## Prompt
Find the word "android" in the material below and gather every line that contains it.

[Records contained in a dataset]
============================================================
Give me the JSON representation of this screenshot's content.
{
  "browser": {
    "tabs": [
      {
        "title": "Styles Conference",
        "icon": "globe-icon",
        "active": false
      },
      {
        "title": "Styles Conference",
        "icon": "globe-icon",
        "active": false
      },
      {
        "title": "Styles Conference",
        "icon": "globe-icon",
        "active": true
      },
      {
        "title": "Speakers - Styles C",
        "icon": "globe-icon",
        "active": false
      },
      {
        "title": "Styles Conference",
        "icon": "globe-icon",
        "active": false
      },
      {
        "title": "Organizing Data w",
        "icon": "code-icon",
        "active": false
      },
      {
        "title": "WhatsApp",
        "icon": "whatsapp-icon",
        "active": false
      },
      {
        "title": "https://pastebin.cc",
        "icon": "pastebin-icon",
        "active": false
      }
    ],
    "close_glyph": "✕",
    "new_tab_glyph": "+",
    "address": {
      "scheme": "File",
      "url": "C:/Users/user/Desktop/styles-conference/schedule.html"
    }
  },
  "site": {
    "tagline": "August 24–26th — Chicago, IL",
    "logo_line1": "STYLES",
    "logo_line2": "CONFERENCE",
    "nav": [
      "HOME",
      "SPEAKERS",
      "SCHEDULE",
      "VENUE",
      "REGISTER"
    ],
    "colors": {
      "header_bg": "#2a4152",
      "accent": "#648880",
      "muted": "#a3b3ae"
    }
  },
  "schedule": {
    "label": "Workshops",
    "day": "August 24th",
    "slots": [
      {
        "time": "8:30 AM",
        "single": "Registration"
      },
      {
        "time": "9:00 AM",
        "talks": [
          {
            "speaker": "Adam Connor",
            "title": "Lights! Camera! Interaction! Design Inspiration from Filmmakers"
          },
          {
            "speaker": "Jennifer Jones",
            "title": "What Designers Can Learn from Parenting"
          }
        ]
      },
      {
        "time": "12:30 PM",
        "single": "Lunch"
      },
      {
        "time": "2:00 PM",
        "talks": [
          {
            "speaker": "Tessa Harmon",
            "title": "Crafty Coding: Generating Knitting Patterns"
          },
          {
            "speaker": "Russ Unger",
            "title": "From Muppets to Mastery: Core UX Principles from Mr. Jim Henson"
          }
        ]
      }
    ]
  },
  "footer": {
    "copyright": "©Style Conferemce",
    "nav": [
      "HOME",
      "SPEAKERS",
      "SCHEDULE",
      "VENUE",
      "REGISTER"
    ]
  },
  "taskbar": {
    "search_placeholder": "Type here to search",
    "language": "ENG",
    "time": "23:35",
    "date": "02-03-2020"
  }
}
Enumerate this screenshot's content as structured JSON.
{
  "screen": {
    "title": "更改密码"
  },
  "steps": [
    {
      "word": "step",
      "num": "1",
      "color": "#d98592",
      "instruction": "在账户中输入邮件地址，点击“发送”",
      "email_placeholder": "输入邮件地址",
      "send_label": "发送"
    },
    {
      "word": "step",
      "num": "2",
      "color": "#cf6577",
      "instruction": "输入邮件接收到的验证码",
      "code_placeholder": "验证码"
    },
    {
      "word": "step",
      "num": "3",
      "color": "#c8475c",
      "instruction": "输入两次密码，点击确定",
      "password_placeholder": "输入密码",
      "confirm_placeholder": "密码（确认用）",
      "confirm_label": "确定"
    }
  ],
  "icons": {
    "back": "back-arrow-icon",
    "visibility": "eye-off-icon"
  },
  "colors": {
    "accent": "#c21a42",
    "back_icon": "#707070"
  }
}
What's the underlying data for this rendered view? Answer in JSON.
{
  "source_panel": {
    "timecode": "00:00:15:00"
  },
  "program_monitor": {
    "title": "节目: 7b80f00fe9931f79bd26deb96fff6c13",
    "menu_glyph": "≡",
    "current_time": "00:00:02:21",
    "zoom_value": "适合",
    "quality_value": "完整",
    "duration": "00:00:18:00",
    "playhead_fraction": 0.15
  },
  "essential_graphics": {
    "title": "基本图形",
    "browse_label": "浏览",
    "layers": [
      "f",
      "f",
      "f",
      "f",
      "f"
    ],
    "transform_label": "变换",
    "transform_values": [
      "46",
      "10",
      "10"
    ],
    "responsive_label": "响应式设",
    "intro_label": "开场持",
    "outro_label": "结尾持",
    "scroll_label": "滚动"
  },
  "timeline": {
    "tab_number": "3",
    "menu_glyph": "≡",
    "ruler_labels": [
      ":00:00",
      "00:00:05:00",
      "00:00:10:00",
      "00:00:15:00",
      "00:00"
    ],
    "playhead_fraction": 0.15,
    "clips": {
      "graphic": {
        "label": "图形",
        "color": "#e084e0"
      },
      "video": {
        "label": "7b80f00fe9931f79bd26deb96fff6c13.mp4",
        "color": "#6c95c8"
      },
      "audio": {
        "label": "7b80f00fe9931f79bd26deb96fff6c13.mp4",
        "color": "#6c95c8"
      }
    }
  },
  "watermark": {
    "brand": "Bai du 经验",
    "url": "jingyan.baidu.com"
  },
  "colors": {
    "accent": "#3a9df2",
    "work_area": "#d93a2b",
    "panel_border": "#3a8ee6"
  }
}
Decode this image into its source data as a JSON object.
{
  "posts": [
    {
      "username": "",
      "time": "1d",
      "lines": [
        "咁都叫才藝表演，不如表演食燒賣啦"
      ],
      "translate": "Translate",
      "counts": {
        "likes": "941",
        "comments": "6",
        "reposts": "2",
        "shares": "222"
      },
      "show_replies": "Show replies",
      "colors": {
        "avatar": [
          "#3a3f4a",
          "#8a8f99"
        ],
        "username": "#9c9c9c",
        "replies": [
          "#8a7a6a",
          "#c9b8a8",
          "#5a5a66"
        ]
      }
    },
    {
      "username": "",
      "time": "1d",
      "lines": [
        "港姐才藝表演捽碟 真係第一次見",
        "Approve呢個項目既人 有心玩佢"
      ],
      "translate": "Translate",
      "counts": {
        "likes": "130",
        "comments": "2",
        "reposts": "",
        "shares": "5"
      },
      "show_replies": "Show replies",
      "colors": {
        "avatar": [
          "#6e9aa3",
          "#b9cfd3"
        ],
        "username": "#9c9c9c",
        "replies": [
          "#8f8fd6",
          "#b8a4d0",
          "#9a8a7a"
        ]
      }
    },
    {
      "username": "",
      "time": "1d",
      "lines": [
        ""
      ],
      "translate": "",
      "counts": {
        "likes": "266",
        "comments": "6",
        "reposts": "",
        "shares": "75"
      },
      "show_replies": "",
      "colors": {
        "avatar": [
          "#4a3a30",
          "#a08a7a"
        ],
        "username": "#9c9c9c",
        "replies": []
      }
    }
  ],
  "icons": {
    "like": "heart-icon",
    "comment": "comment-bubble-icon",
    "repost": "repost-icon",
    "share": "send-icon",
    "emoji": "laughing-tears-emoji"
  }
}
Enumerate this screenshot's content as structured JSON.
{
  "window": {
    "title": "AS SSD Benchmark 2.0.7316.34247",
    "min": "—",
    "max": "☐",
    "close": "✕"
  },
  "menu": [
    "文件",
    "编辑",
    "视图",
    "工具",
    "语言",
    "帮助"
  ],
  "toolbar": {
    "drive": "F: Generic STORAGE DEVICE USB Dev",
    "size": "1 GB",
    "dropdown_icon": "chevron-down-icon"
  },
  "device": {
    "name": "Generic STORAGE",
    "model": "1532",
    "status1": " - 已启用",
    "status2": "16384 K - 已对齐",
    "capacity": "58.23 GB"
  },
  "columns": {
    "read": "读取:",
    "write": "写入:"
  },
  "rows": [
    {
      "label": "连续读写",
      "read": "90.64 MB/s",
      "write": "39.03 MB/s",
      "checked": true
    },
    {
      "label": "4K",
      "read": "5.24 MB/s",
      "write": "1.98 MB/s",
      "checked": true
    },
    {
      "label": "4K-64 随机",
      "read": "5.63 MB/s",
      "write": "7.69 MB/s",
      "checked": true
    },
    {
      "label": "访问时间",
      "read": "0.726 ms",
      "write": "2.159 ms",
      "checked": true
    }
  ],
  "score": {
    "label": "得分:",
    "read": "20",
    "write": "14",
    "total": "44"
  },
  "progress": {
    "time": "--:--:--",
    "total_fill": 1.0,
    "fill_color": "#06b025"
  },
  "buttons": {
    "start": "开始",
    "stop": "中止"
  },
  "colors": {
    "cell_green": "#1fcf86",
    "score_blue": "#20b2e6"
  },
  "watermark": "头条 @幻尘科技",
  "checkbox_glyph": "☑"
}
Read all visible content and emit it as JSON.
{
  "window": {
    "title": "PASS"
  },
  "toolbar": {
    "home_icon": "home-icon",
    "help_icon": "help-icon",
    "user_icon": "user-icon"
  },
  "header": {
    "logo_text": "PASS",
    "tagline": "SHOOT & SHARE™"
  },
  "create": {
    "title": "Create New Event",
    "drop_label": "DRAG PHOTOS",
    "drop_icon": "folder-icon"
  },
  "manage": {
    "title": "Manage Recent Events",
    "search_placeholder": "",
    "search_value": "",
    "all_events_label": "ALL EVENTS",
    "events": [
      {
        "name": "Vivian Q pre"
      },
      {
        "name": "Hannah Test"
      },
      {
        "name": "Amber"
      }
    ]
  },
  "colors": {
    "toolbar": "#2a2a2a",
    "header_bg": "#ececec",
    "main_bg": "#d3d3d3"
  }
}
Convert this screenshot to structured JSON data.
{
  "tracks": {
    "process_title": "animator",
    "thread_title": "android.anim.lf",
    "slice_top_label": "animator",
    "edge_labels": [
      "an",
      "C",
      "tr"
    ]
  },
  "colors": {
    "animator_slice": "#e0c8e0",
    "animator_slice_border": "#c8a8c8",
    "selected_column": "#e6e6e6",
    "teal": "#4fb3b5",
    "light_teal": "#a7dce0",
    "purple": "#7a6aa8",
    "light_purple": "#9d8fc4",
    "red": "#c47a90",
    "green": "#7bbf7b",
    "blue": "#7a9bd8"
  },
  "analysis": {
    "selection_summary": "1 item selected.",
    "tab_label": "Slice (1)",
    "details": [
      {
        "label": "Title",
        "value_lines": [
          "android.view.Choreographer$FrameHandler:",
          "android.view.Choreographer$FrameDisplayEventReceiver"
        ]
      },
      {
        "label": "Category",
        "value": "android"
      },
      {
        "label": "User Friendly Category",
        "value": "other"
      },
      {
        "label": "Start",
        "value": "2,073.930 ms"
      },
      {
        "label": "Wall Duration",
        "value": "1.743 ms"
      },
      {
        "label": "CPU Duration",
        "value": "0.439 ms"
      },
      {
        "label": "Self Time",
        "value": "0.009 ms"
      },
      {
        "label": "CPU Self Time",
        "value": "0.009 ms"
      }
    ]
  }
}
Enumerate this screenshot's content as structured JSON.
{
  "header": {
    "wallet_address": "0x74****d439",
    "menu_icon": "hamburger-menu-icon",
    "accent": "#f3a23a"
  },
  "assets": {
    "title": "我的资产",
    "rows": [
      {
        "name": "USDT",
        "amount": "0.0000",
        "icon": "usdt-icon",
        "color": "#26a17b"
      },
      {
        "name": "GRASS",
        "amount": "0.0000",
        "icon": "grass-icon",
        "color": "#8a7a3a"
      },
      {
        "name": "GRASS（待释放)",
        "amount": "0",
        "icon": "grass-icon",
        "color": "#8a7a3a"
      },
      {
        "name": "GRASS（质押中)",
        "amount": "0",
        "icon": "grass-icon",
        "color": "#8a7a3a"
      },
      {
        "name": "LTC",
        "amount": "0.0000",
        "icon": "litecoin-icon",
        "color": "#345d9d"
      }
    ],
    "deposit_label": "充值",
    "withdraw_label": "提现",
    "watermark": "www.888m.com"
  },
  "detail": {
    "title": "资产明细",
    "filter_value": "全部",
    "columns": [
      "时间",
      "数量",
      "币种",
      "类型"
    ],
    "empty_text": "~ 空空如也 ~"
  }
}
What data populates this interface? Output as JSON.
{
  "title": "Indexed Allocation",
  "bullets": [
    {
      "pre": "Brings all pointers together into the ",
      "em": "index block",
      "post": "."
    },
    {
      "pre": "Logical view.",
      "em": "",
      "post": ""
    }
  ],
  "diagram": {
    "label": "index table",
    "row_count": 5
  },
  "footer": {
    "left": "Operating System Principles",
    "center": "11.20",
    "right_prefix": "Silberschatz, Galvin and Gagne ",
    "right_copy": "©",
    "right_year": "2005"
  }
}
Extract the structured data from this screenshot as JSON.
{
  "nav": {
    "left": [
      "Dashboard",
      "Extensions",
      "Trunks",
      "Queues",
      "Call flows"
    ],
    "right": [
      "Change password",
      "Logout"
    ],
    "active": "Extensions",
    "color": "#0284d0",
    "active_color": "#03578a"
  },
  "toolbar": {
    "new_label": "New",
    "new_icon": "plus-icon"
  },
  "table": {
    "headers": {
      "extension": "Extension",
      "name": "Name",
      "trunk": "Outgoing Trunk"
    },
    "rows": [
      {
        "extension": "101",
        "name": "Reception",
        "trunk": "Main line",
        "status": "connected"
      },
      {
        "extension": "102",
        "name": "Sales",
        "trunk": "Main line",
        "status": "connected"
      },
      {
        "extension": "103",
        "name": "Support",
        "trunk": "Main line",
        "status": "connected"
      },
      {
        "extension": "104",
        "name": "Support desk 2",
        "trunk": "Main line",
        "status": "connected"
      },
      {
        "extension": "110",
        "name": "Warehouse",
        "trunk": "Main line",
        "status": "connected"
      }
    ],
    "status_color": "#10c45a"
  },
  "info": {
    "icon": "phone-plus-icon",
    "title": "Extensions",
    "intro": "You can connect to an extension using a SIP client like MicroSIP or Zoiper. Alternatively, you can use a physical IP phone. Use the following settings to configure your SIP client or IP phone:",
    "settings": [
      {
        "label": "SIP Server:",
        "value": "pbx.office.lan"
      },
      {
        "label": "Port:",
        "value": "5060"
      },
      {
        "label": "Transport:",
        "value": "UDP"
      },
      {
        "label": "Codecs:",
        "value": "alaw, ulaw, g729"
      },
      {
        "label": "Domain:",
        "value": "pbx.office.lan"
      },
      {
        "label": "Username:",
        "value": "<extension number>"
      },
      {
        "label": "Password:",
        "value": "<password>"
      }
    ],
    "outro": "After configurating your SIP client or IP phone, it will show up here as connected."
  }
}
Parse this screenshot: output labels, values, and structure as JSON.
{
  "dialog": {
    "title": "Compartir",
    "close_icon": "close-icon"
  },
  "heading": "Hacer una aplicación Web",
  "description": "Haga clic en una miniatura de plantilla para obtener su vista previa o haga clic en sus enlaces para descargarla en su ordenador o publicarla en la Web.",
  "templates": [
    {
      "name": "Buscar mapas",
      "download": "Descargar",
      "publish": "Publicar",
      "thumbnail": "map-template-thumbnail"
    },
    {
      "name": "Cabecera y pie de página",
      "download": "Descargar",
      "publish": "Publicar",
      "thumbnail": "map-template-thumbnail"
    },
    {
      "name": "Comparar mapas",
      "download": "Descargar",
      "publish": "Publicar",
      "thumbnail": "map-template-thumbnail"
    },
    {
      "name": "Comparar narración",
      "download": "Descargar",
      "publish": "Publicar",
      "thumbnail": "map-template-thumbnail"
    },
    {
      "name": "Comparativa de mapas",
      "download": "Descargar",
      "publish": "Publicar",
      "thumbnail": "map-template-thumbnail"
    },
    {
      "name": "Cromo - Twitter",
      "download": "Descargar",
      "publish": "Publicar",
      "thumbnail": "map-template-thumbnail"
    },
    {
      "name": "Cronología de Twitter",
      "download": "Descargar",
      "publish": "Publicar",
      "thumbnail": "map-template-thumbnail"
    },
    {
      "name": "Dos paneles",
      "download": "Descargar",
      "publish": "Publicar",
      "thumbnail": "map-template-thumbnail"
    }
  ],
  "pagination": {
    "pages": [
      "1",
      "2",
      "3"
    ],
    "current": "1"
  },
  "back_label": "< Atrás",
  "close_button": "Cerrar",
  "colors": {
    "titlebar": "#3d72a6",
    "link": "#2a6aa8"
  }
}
============================================================
## Result of the exercise
    "thread_title": "android.anim.lf",
          "android.view.Choreographer$FrameHandler:",
          "android.view.Choreographer$FrameDisplayEventReceiver"
        "value": "android"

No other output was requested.